**The data:**
-=-=-=-=-
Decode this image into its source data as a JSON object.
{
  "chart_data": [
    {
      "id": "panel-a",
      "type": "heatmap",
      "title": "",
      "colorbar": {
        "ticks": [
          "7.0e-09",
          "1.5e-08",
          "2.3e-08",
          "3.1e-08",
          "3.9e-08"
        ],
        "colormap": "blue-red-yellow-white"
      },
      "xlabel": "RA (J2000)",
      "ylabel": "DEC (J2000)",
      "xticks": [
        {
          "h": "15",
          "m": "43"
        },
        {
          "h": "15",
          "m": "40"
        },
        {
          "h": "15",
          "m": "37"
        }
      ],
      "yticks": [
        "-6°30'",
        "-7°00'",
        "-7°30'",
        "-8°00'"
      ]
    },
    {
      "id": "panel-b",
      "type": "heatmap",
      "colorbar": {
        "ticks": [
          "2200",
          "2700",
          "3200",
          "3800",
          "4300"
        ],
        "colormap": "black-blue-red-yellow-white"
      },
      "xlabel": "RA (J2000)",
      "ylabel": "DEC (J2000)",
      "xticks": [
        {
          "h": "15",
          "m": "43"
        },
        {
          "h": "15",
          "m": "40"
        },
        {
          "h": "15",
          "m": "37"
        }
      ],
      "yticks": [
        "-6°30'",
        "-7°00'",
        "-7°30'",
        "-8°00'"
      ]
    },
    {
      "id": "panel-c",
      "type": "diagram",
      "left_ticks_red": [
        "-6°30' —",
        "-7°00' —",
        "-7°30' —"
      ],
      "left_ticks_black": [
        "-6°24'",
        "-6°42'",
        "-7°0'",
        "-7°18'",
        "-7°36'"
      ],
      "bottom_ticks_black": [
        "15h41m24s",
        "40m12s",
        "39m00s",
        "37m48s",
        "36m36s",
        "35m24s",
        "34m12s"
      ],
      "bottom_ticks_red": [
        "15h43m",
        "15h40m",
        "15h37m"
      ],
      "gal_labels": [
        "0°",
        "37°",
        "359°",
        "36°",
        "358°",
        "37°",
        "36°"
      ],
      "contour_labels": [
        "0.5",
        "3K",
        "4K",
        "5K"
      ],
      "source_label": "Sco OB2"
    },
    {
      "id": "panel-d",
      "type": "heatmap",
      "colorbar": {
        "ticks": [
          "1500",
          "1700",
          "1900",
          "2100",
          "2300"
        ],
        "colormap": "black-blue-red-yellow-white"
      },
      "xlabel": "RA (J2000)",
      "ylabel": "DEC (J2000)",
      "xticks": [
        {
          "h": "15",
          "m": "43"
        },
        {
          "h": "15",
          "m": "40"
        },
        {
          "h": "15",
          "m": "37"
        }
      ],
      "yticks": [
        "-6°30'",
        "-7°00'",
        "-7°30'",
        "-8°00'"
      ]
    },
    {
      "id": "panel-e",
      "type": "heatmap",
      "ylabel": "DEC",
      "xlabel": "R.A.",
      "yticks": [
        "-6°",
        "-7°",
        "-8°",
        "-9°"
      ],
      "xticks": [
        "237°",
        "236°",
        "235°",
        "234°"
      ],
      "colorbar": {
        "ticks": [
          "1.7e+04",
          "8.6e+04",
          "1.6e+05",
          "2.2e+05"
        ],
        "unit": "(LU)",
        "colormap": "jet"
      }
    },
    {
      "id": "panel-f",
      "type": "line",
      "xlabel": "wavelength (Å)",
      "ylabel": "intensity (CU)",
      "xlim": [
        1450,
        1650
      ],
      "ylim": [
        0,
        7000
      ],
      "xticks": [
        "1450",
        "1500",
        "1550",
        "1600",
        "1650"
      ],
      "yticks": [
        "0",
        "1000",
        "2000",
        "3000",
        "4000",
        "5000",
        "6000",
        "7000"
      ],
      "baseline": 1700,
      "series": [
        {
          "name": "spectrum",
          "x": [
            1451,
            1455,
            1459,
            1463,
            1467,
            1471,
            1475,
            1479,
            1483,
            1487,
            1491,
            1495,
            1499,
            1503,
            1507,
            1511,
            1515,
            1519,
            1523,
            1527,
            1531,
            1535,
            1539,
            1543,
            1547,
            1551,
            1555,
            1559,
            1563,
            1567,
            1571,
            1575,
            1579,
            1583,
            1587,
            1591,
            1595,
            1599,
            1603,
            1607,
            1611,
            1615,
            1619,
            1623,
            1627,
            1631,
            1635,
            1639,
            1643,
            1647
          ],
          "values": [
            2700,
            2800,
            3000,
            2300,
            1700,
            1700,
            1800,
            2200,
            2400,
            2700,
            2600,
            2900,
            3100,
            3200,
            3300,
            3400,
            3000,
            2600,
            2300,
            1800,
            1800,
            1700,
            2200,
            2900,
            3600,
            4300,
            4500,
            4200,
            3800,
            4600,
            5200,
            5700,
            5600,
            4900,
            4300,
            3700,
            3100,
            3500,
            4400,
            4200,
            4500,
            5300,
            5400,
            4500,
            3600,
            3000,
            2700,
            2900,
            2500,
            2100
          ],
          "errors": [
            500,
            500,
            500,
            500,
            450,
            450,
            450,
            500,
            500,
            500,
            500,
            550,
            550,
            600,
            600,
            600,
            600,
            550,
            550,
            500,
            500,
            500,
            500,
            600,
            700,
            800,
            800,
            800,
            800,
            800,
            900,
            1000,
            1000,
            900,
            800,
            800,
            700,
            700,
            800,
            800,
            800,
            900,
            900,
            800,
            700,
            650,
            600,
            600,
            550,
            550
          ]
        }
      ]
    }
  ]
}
-=-=-=-=-
**Set task:** Type out the full listing again, exactly as given.

**Exercise response:**
Decode this image into its source data as a JSON object.
{
  "chart_data": [
    {
      "id": "panel-a",
      "type": "heatmap",
      "title": "",
      "colorbar": {
        "ticks": [
          "7.0e-09",
          "1.5e-08",
          "2.3e-08",
          "3.1e-08",
          "3.9e-08"
        ],
        "colormap": "blue-red-yellow-white"
      },
      "xlabel": "RA (J2000)",
      "ylabel": "DEC (J2000)",
      "xticks": [
        {
          "h": "15",
          "m": "43"
        },
        {
          "h": "15",
          "m": "40"
        },
        {
          "h": "15",
          "m": "37"
        }
      ],
      "yticks": [
        "-6°30'",
        "-7°00'",
        "-7°30'",
        "-8°00'"
      ]
    },
    {
      "id": "panel-b",
      "type": "heatmap",
      "colorbar": {
        "ticks": [
          "2200",
          "2700",
          "3200",
          "3800",
          "4300"
        ],
        "colormap": "black-blue-red-yellow-white"
      },
      "xlabel": "RA (J2000)",
      "ylabel": "DEC (J2000)",
      "xticks": [
        {
          "h": "15",
          "m": "43"
        },
        {
          "h": "15",
          "m": "40"
        },
        {
          "h": "15",
          "m": "37"
        }
      ],
      "yticks": [
        "-6°30'",
        "-7°00'",
        "-7°30'",
        "-8°00'"
      ]
    },
    {
      "id": "panel-c",
      "type": "diagram",
      "left_ticks_red": [
        "-6°30' —",
        "-7°00' —",
        "-7°30' —"
      ],
      "left_ticks_black": [
        "-6°24'",
        "-6°42'",
        "-7°0'",
        "-7°18'",
        "-7°36'"
      ],
      "bottom_ticks_black": [
        "15h41m24s",
        "40m12s",
        "39m00s",
        "37m48s",
        "36m36s",
        "35m24s",
        "34m12s"
      ],
      "bottom_ticks_red": [
        "15h43m",
        "15h40m",
        "15h37m"
      ],
      "gal_labels": [
        "0°",
        "37°",
        "359°",
        "36°",
        "358°",
        "37°",
        "36°"
      ],
      "contour_labels": [
        "0.5",
        "3K",
        "4K",
        "5K"
      ],
      "source_label": "Sco OB2"
    },
    {
      "id": "panel-d",
      "type": "heatmap",
      "colorbar": {
        "ticks": [
          "1500",
          "1700",
          "1900",
          "2100",
          "2300"
        ],
        "colormap": "black-blue-red-yellow-white"
      },
      "xlabel": "RA (J2000)",
      "ylabel": "DEC (J2000)",
      "xticks": [
        {
          "h": "15",
          "m": "43"
        },
        {
          "h": "15",
          "m": "40"
        },
        {
          "h": "15",
          "m": "37"
        }
      ],
      "yticks": [
        "-6°30'",
        "-7°00'",
        "-7°30'",
        "-8°00'"
      ]
    },
    {
      "id": "panel-e",
      "type": "heatmap",
      "ylabel": "DEC",
      "xlabel": "R.A.",
      "yticks": [
        "-6°",
        "-7°",
        "-8°",
        "-9°"
      ],
      "xticks": [
        "237°",
        "236°",
        "235°",
        "234°"
      ],
      "colorbar": {
        "ticks": [
          "1.7e+04",
          "8.6e+04",
          "1.6e+05",
          "2.2e+05"
        ],
        "unit": "(LU)",
        "colormap": "jet"
      }
    },
    {
      "id": "panel-f",
      "type": "line",
      "xlabel": "wavelength (Å)",
      "ylabel": "intensity (CU)",
      "xlim": [
        1450,
        1650
      ],
      "ylim": [
        0,
        7000
      ],
      "xticks": [
        "1450",
        "1500",
        "1550",
        "1600",
        "1650"
      ],
      "yticks": [
        "0",
        "1000",
        "2000",
        "3000",
        "4000",
        "5000",
        "6000",
        "7000"
      ],
      "baseline": 1700,
      "series": [
        {
          "name": "spectrum",
          "x": [
            1451,
            1455,
            1459,
            1463,
            1467,
            1471,
            1475,
            1479,
            1483,
            1487,
            1491,
            1495,
            1499,
            1503,
            1507,
            1511,
            1515,
            1519,
            1523,
            1527,
            1531,
            1535,
            1539,
            1543,
            1547,
            1551,
            1555,
            1559,
            1563,
            1567,
            1571,
            1575,
            1579,
            1583,
            1587,
            1591,
            1595,
            1599,
            1603,
            1607,
            1611,
            1615,
            1619,
            1623,
            1627,
            1631,
            1635,
            1639,
            1643,
            1647
          ],
          "values": [
            2700,
            2800,
            3000,
            2300,
            1700,
            1700,
            1800,
            2200,
            2400,
            2700,
            2600,
            2900,
            3100,
            3200,
            3300,
            3400,
            3000,
            2600,
            2300,
            1800,
            1800,
            1700,
            2200,
            2900,
            3600,
            4300,
            4500,
            4200,
            3800,
            4600,
            5200,
            5700,
            5600,
            4900,
            4300,
            3700,
            3100,
            3500,
            4400,
            4200,
            4500,
            5300,
            5400,
            4500,
            3600,
            3000,
            2700,
            2900,
            2500,
            2100
          ],
          "errors": [
            500,
            500,
            500,
            500,
            450,
            450,
            450,
            500,
            500,
            500,
            500,
            550,
            550,
            600,
            600,
            600,
            600,
            550,
            550,
            500,
            500,
            500,
            500,
            600,
            700,
            800,
            800,
            800,
            800,
            800,
            900,
            1000,
            1000,
            900,
            800,
            800,
            700,
            700,
            800,
            800,
            800,
            900,
            900,
            800,
            700,
            650,
            600,
            600,
            550,
            550
          ]
        }
      ]
    }
  ]
}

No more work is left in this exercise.